**Work required**
Retype each entry below, keeping every character the same.

= = =

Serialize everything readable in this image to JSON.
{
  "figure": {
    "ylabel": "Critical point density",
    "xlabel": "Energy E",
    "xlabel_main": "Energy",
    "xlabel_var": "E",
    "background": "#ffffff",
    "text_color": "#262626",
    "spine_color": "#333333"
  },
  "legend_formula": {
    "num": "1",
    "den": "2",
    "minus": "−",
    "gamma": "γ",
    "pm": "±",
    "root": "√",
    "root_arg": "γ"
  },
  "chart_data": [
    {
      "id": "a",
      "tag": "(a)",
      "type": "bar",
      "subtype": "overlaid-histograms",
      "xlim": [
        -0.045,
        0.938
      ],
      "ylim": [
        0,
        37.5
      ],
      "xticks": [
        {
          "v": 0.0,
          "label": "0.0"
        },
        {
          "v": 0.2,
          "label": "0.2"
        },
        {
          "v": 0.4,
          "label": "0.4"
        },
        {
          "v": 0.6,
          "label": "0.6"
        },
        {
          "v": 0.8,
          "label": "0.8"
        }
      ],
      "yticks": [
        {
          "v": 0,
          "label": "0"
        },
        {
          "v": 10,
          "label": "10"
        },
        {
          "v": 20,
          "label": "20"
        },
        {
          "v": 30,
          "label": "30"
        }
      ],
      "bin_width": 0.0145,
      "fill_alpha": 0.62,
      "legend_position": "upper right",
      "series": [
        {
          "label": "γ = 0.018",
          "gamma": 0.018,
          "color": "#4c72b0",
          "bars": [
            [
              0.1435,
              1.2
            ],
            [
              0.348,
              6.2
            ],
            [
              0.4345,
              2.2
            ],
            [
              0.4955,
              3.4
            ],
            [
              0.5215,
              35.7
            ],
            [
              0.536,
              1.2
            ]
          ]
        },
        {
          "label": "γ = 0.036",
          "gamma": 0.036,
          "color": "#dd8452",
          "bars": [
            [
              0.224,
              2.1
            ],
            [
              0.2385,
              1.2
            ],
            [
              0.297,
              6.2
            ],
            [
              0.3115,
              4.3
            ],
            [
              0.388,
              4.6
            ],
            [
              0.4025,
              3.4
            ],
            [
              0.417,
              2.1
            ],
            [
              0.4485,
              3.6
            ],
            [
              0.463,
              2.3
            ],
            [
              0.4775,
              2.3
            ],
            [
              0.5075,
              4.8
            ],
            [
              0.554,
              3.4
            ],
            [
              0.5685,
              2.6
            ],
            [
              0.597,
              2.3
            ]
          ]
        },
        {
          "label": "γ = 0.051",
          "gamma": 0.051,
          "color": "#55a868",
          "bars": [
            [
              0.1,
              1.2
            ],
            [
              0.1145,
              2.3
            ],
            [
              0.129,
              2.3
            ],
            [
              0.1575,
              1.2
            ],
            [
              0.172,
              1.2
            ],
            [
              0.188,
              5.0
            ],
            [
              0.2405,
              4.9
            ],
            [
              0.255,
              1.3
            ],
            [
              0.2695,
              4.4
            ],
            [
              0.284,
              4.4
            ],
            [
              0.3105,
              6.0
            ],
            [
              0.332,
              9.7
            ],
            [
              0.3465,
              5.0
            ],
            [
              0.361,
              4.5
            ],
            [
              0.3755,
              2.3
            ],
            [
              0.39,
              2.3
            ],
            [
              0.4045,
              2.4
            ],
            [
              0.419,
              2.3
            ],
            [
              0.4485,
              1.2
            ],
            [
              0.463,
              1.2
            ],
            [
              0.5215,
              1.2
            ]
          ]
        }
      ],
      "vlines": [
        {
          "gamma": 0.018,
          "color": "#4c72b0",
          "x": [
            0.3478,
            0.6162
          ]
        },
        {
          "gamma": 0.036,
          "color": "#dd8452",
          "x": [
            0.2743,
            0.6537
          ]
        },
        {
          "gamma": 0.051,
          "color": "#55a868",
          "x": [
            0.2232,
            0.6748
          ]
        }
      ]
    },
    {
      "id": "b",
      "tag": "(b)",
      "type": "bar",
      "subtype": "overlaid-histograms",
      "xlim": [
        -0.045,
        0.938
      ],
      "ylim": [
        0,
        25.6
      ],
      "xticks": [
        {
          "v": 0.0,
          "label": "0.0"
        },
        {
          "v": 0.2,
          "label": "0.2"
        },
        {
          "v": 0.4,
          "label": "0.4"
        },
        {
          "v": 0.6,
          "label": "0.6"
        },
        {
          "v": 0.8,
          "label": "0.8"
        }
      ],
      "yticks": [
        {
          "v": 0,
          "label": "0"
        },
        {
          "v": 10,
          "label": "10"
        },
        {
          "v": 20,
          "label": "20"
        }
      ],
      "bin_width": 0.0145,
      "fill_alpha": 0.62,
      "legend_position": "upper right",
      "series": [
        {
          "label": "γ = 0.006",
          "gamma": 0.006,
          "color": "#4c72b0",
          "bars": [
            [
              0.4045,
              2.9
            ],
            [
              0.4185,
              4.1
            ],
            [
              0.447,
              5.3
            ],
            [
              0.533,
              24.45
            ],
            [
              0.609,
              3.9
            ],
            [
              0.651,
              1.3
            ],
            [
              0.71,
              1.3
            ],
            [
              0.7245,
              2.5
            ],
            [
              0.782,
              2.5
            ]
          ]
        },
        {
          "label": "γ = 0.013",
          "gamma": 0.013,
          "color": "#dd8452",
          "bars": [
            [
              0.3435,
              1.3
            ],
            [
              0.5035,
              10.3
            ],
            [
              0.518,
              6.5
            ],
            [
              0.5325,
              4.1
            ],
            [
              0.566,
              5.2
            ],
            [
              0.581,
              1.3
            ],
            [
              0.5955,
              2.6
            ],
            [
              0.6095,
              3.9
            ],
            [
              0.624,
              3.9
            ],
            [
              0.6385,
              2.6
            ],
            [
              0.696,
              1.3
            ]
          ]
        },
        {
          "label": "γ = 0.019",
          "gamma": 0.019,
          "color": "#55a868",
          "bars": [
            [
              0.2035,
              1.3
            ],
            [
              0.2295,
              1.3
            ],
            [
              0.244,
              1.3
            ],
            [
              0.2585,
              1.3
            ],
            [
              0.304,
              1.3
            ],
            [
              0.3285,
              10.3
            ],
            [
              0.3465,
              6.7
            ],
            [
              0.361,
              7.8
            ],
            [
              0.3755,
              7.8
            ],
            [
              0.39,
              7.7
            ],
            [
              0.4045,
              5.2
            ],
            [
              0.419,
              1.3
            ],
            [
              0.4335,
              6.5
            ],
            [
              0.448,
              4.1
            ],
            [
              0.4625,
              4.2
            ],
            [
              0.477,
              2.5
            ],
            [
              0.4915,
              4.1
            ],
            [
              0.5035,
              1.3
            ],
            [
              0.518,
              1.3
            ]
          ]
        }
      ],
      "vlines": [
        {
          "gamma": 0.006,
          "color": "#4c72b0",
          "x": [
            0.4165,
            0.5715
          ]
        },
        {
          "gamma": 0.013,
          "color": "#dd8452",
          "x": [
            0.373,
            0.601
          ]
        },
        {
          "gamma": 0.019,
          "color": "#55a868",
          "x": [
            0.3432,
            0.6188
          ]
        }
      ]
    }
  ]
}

= = =

**Output for this exercise**
Serialize everything readable in this image to JSON.
{
  "figure": {
    "ylabel": "Critical point density",
    "xlabel": "Energy E",
    "xlabel_main": "Energy",
    "xlabel_var": "E",
    "background": "#ffffff",
    "text_color": "#262626",
    "spine_color": "#333333"
  },
  "legend_formula": {
    "num": "1",
    "den": "2",
    "minus": "−",
    "gamma": "γ",
    "pm": "±",
    "root": "√",
    "root_arg": "γ"
  },
  "chart_data": [
    {
      "id": "a",
      "tag": "(a)",
      "type": "bar",
      "subtype": "overlaid-histograms",
      "xlim": [
        -0.045,
        0.938
      ],
      "ylim": [
        0,
        37.5
      ],
      "xticks": [
        {
          "v": 0.0,
          "label": "0.0"
        },
        {
          "v": 0.2,
          "label": "0.2"
        },
        {
          "v": 0.4,
          "label": "0.4"
        },
        {
          "v": 0.6,
          "label": "0.6"
        },
        {
          "v": 0.8,
          "label": "0.8"
        }
      ],
      "yticks": [
        {
          "v": 0,
          "label": "0"
        },
        {
          "v": 10,
          "label": "10"
        },
        {
          "v": 20,
          "label": "20"
        },
        {
          "v": 30,
          "label": "30"
        }
      ],
      "bin_width": 0.0145,
      "fill_alpha": 0.62,
      "legend_position": "upper right",
      "series": [
        {
          "label": "γ = 0.018",
          "gamma": 0.018,
          "color": "#4c72b0",
          "bars": [
            [
              0.1435,
              1.2
            ],
            [
              0.348,
              6.2
            ],
            [
              0.4345,
              2.2
            ],
            [
              0.4955,
              3.4
            ],
            [
              0.5215,
              35.7
            ],
            [
              0.536,
              1.2
            ]
          ]
        },
        {
          "label": "γ = 0.036",
          "gamma": 0.036,
          "color": "#dd8452",
          "bars": [
            [
              0.224,
              2.1
            ],
            [
              0.2385,
              1.2
            ],
            [
              0.297,
              6.2
            ],
            [
              0.3115,
              4.3
            ],
            [
              0.388,
              4.6
            ],
            [
              0.4025,
              3.4
            ],
            [
              0.417,
              2.1
            ],
            [
              0.4485,
              3.6
            ],
            [
              0.463,
              2.3
            ],
            [
              0.4775,
              2.3
            ],
            [
              0.5075,
              4.8
            ],
            [
              0.554,
              3.4
            ],
            [
              0.5685,
              2.6
            ],
            [
              0.597,
              2.3
            ]
          ]
        },
        {
          "label": "γ = 0.051",
          "gamma": 0.051,
          "color": "#55a868",
          "bars": [
            [
              0.1,
              1.2
            ],
            [
              0.1145,
              2.3
            ],
            [
              0.129,
              2.3
            ],
            [
              0.1575,
              1.2
            ],
            [
              0.172,
              1.2
            ],
            [
              0.188,
              5.0
            ],
            [
              0.2405,
              4.9
            ],
            [
              0.255,
              1.3
            ],
            [
              0.2695,
              4.4
            ],
            [
              0.284,
              4.4
            ],
            [
              0.3105,
              6.0
            ],
            [
              0.332,
              9.7
            ],
            [
              0.3465,
              5.0
            ],
            [
              0.361,
              4.5
            ],
            [
              0.3755,
              2.3
            ],
            [
              0.39,
              2.3
            ],
            [
              0.4045,
              2.4
            ],
            [
              0.419,
              2.3
            ],
            [
              0.4485,
              1.2
            ],
            [
              0.463,
              1.2
            ],
            [
              0.5215,
              1.2
            ]
          ]
        }
      ],
      "vlines": [
        {
          "gamma": 0.018,
          "color": "#4c72b0",
          "x": [
            0.3478,
            0.6162
          ]
        },
        {
          "gamma": 0.036,
          "color": "#dd8452",
          "x": [
            0.2743,
            0.6537
          ]
        },
        {
          "gamma": 0.051,
          "color": "#55a868",
          "x": [
            0.2232,
            0.6748
          ]
        }
      ]
    },
    {
      "id": "b",
      "tag": "(b)",
      "type": "bar",
      "subtype": "overlaid-histograms",
      "xlim": [
        -0.045,
        0.938
      ],
      "ylim": [
        0,
        25.6
      ],
      "xticks": [
        {
          "v": 0.0,
          "label": "0.0"
        },
        {
          "v": 0.2,
          "label": "0.2"
        },
        {
          "v": 0.4,
          "label": "0.4"
        },
        {
          "v": 0.6,
          "label": "0.6"
        },
        {
          "v": 0.8,
          "label": "0.8"
        }
      ],
      "yticks": [
        {
          "v": 0,
          "label": "0"
        },
        {
          "v": 10,
          "label": "10"
        },
        {
          "v": 20,
          "label": "20"
        }
      ],
      "bin_width": 0.0145,
      "fill_alpha": 0.62,
      "legend_position": "upper right",
      "series": [
        {
          "label": "γ = 0.006",
          "gamma": 0.006,
          "color": "#4c72b0",
          "bars": [
            [
              0.4045,
              2.9
            ],
            [
              0.4185,
              4.1
            ],
            [
              0.447,
              5.3
            ],
            [
              0.533,
              24.45
            ],
            [
              0.609,
              3.9
            ],
            [
              0.651,
              1.3
            ],
            [
              0.71,
              1.3
            ],
            [
              0.7245,
              2.5
            ],
            [
              0.782,
              2.5
            ]
          ]
        },
        {
          "label": "γ = 0.013",
          "gamma": 0.013,
          "color": "#dd8452",
          "bars": [
            [
              0.3435,
              1.3
            ],
            [
              0.5035,
              10.3
            ],
            [
              0.518,
              6.5
            ],
            [
              0.5325,
              4.1
            ],
            [
              0.566,
              5.2
            ],
            [
              0.581,
              1.3
            ],
            [
              0.5955,
              2.6
            ],
            [
              0.6095,
              3.9
            ],
            [
              0.624,
              3.9
            ],
            [
              0.6385,
              2.6
            ],
            [
              0.696,
              1.3
            ]
          ]
        },
        {
          "label": "γ = 0.019",
          "gamma": 0.019,
          "color": "#55a868",
          "bars": [
            [
              0.2035,
              1.3
            ],
            [
              0.2295,
              1.3
            ],
            [
              0.244,
              1.3
            ],
            [
              0.2585,
              1.3
            ],
            [
              0.304,
              1.3
            ],
            [
              0.3285,
              10.3
            ],
            [
              0.3465,
              6.7
            ],
            [
              0.361,
              7.8
            ],
            [
              0.3755,
              7.8
            ],
            [
              0.39,
              7.7
            ],
            [
              0.4045,
              5.2
            ],
            [
              0.419,
              1.3
            ],
            [
              0.4335,
              6.5
            ],
            [
              0.448,
              4.1
            ],
            [
              0.4625,
              4.2
            ],
            [
              0.477,
              2.5
            ],
            [
              0.4915,
              4.1
            ],
            [
              0.5035,
              1.3
            ],
            [
              0.518,
              1.3
            ]
          ]
        }
      ],
      "vlines": [
        {
          "gamma": 0.006,
          "color": "#4c72b0",
          "x": [
            0.4165,
            0.5715
          ]
        },
        {
          "gamma": 0.013,
          "color": "#dd8452",
          "x": [
            0.373,
            0.601
          ]
        },
        {
          "gamma": 0.019,
          "color": "#55a868",
          "x": [
            0.3432,
            0.6188
          ]
        }
      ]
    }
  ]
}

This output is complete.